PROBLEM DESCRIPTION: Find and copy each line of the records where the string "Financing" shows up.

SUPPLIED MATERIAL:

+ + + +

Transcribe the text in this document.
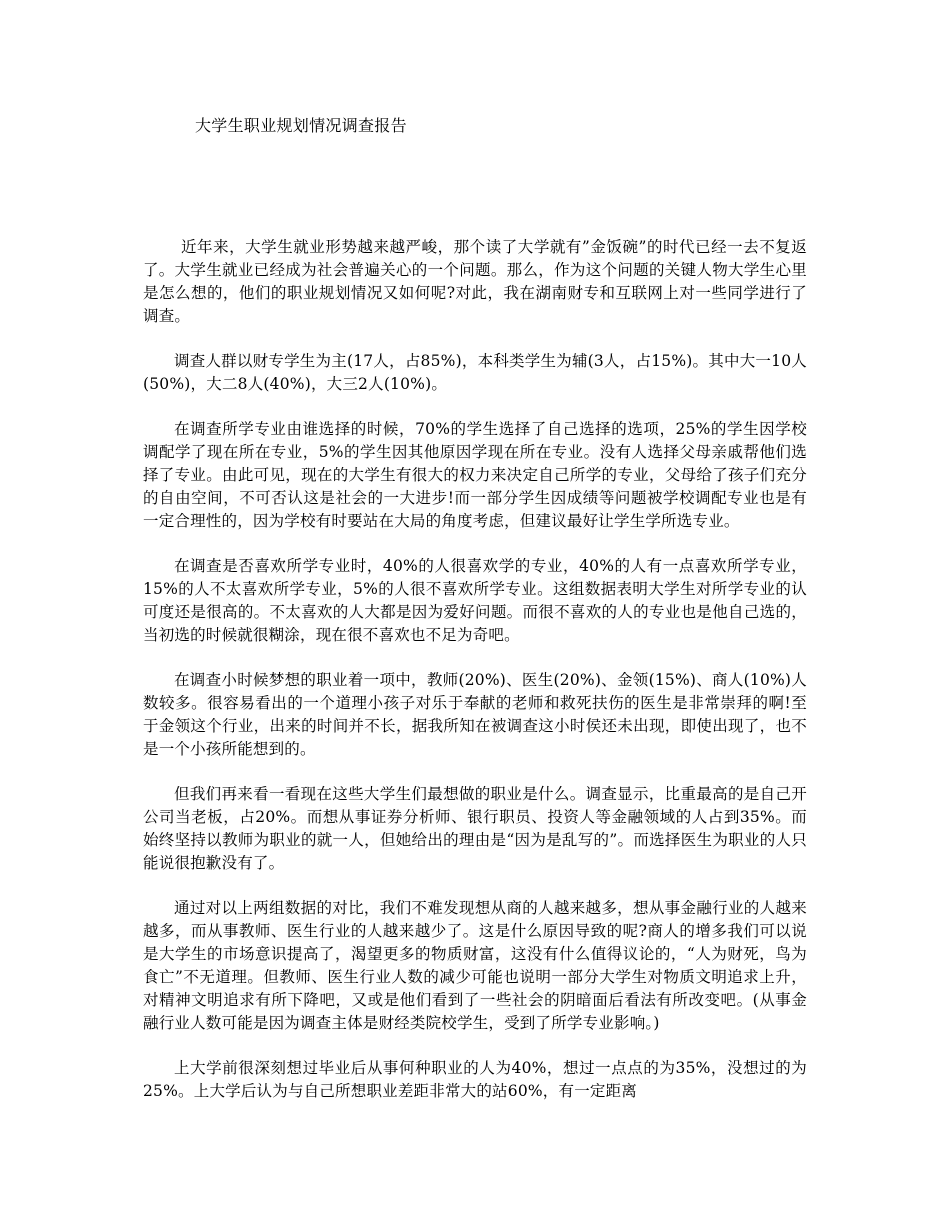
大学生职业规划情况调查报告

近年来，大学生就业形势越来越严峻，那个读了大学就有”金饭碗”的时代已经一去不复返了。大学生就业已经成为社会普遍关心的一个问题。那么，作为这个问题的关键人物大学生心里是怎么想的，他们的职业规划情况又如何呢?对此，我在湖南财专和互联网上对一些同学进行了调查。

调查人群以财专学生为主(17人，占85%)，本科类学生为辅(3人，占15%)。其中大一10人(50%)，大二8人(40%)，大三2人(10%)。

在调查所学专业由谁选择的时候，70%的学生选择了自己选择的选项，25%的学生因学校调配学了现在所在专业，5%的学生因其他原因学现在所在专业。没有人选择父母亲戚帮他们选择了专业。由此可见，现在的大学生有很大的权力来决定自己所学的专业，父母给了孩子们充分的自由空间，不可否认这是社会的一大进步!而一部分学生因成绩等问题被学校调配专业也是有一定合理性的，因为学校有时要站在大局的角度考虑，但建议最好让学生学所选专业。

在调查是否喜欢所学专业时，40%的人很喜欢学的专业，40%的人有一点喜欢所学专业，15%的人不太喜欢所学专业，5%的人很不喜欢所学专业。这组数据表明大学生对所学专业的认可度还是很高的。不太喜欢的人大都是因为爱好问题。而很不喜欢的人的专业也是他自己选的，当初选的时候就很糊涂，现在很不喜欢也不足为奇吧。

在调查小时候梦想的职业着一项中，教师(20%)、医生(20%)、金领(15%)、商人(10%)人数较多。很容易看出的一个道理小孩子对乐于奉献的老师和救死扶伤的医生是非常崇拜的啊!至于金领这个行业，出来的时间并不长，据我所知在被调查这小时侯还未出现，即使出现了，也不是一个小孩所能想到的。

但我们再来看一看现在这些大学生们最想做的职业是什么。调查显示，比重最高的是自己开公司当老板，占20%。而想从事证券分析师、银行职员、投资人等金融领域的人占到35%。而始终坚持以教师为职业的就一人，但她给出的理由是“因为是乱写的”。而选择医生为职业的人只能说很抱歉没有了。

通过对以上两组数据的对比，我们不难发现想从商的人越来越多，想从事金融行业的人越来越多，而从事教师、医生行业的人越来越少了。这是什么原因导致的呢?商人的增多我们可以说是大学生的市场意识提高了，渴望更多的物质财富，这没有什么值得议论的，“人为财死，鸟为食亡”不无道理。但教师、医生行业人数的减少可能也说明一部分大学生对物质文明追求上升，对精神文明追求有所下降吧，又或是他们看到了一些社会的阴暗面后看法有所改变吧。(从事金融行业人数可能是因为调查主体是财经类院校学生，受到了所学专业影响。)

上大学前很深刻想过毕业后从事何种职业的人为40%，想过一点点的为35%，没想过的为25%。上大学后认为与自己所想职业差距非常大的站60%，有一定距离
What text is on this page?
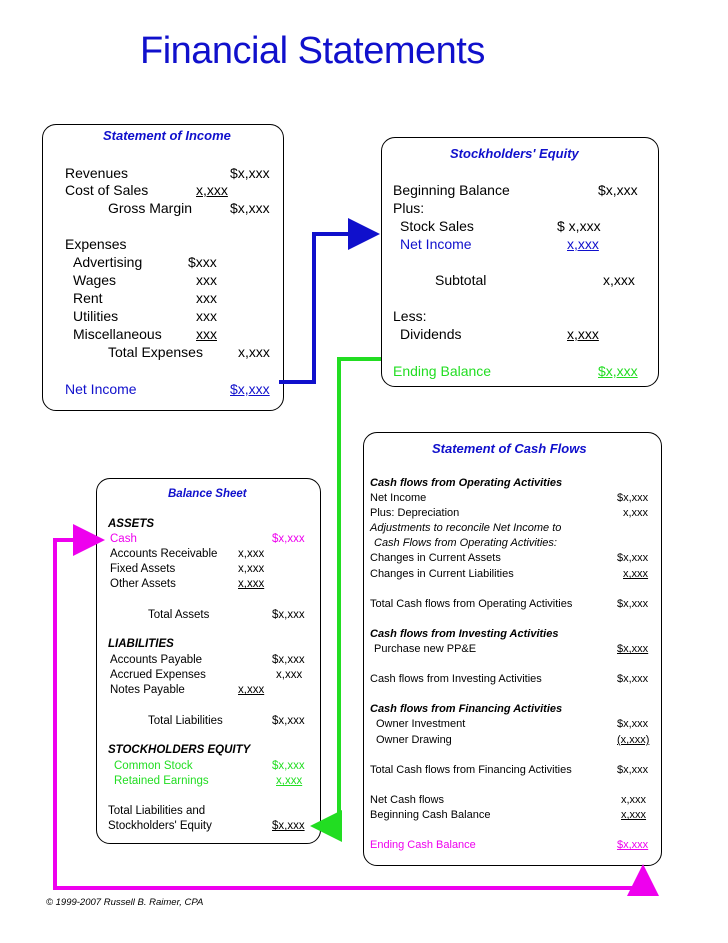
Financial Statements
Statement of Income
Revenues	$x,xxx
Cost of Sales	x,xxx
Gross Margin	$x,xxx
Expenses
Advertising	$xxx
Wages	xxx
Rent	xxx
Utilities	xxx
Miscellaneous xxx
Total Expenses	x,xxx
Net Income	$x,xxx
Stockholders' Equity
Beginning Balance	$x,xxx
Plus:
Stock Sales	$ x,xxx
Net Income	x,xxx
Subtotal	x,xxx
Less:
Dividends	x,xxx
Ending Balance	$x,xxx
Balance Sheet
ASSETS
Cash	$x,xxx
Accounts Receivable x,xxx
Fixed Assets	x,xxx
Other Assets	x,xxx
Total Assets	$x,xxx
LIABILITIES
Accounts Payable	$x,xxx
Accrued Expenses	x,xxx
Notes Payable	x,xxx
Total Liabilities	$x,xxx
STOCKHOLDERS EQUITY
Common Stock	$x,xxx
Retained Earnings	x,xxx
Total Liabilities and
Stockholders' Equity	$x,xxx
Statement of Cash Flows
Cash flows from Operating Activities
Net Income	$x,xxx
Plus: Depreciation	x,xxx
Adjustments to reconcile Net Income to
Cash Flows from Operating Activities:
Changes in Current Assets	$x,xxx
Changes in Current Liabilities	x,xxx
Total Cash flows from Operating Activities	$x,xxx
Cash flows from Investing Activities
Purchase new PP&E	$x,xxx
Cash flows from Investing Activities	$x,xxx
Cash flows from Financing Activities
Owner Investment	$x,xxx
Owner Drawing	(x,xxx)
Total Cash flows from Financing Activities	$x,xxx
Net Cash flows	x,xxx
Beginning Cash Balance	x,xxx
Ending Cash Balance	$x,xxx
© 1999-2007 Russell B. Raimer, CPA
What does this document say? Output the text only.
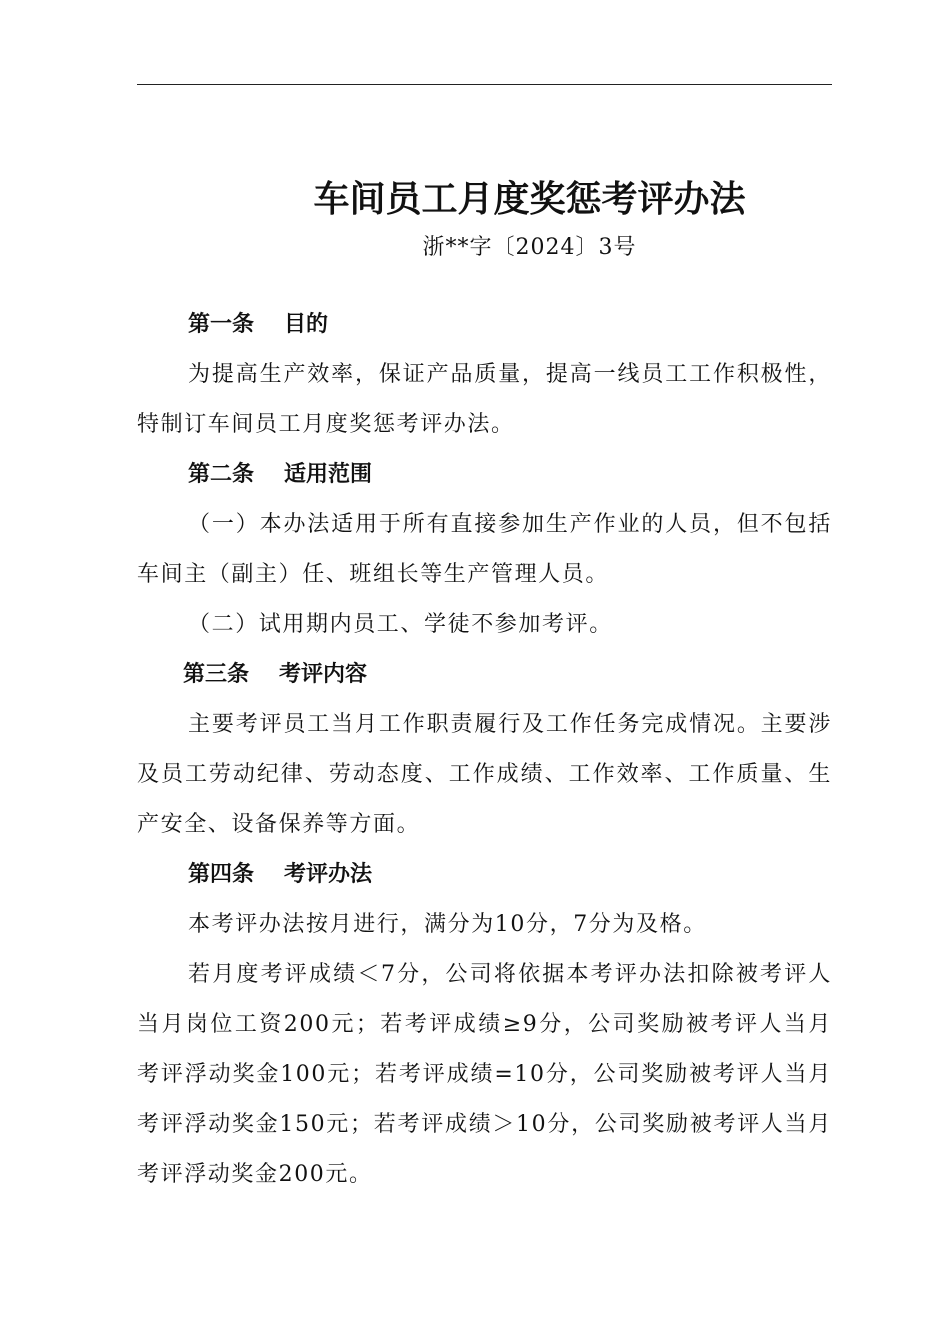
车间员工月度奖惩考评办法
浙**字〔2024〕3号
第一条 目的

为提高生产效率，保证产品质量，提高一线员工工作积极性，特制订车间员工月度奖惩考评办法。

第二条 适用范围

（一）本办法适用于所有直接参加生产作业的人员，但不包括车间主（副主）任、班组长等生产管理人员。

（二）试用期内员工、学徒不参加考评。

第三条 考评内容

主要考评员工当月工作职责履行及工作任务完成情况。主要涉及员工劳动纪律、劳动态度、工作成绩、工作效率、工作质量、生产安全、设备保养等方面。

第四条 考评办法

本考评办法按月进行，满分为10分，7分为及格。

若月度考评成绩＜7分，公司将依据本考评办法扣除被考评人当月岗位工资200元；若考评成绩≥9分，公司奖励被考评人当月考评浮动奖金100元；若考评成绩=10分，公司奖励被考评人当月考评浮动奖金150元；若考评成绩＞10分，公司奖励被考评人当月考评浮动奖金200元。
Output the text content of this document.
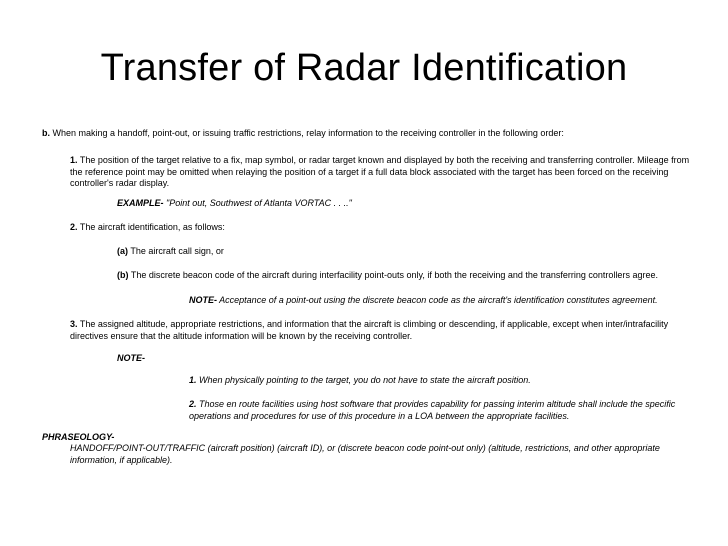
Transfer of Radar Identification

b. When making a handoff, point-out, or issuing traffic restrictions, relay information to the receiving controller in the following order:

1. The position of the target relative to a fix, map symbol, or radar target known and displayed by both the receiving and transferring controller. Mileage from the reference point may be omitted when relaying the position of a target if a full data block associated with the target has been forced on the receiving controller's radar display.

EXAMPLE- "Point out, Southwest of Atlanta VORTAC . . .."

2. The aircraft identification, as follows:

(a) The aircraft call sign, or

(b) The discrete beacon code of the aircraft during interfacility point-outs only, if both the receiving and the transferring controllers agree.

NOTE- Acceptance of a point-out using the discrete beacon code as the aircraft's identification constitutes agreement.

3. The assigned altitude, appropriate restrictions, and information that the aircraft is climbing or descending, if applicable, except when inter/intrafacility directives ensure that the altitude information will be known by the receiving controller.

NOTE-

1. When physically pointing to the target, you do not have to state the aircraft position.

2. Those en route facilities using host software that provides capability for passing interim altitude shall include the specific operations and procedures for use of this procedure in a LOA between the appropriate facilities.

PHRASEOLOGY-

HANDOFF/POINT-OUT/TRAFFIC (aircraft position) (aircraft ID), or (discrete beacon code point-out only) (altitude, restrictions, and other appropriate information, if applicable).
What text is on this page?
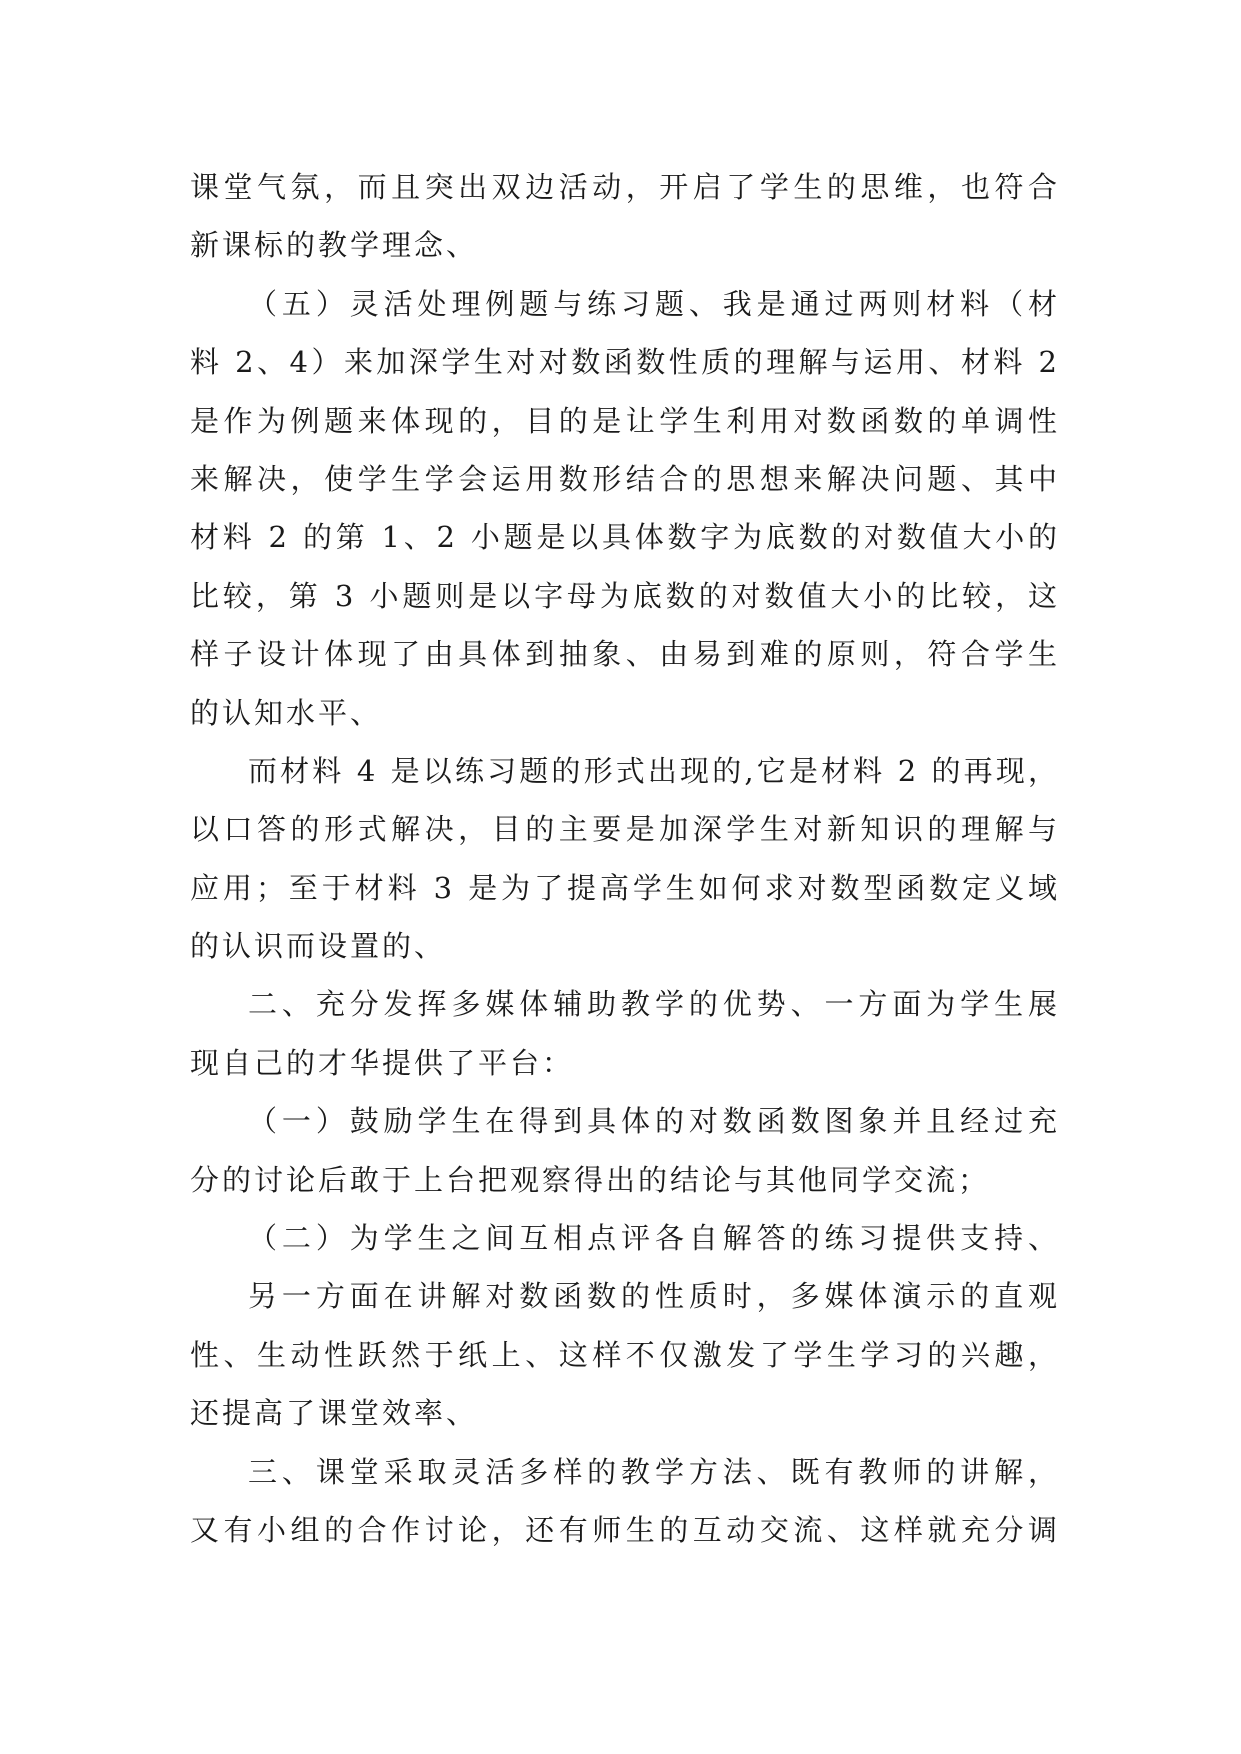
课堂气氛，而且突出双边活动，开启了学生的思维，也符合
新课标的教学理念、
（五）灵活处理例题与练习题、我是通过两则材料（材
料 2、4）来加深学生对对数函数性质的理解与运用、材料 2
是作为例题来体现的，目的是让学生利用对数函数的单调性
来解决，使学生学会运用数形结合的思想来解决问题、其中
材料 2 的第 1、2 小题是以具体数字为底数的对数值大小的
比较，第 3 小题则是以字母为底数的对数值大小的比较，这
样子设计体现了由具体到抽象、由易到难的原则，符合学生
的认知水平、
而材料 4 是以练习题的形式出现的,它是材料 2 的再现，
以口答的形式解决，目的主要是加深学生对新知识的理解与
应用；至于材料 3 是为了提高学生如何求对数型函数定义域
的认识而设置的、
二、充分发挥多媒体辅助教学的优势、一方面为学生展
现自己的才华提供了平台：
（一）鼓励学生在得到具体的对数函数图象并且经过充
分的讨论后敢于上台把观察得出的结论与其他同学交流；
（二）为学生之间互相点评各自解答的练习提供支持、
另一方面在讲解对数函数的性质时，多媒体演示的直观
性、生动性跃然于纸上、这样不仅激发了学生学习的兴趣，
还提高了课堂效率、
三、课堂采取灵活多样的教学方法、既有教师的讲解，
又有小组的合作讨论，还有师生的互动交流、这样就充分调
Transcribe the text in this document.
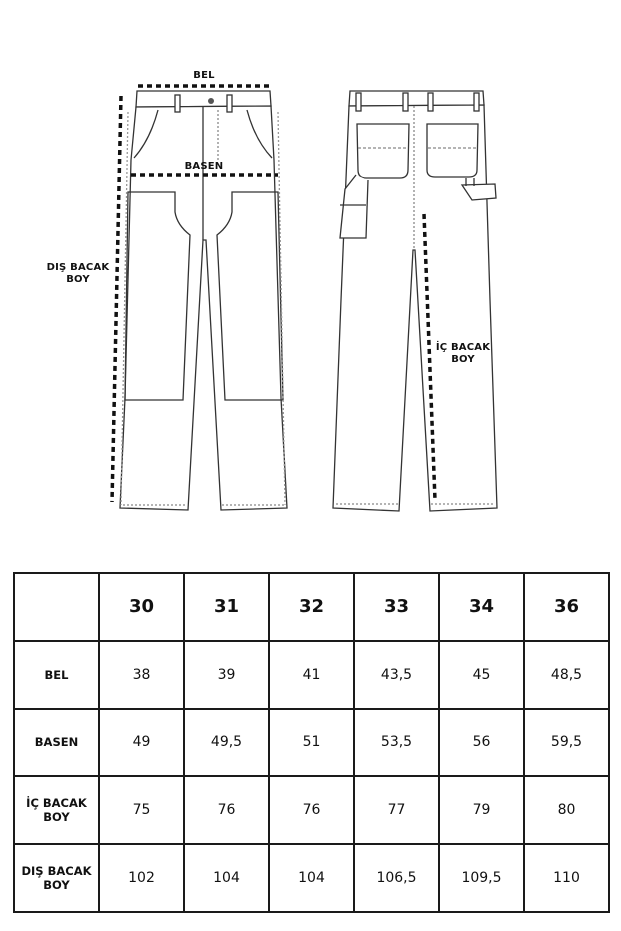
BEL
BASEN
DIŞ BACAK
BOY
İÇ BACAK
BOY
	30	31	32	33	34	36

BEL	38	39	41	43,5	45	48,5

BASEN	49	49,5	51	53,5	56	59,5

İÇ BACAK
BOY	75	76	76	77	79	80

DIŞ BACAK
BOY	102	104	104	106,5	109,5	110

+ + + +

OUTPUT BELOW:
Cash flows from Financing Activities
Total Cash flows from Financing Activities	$x,xxx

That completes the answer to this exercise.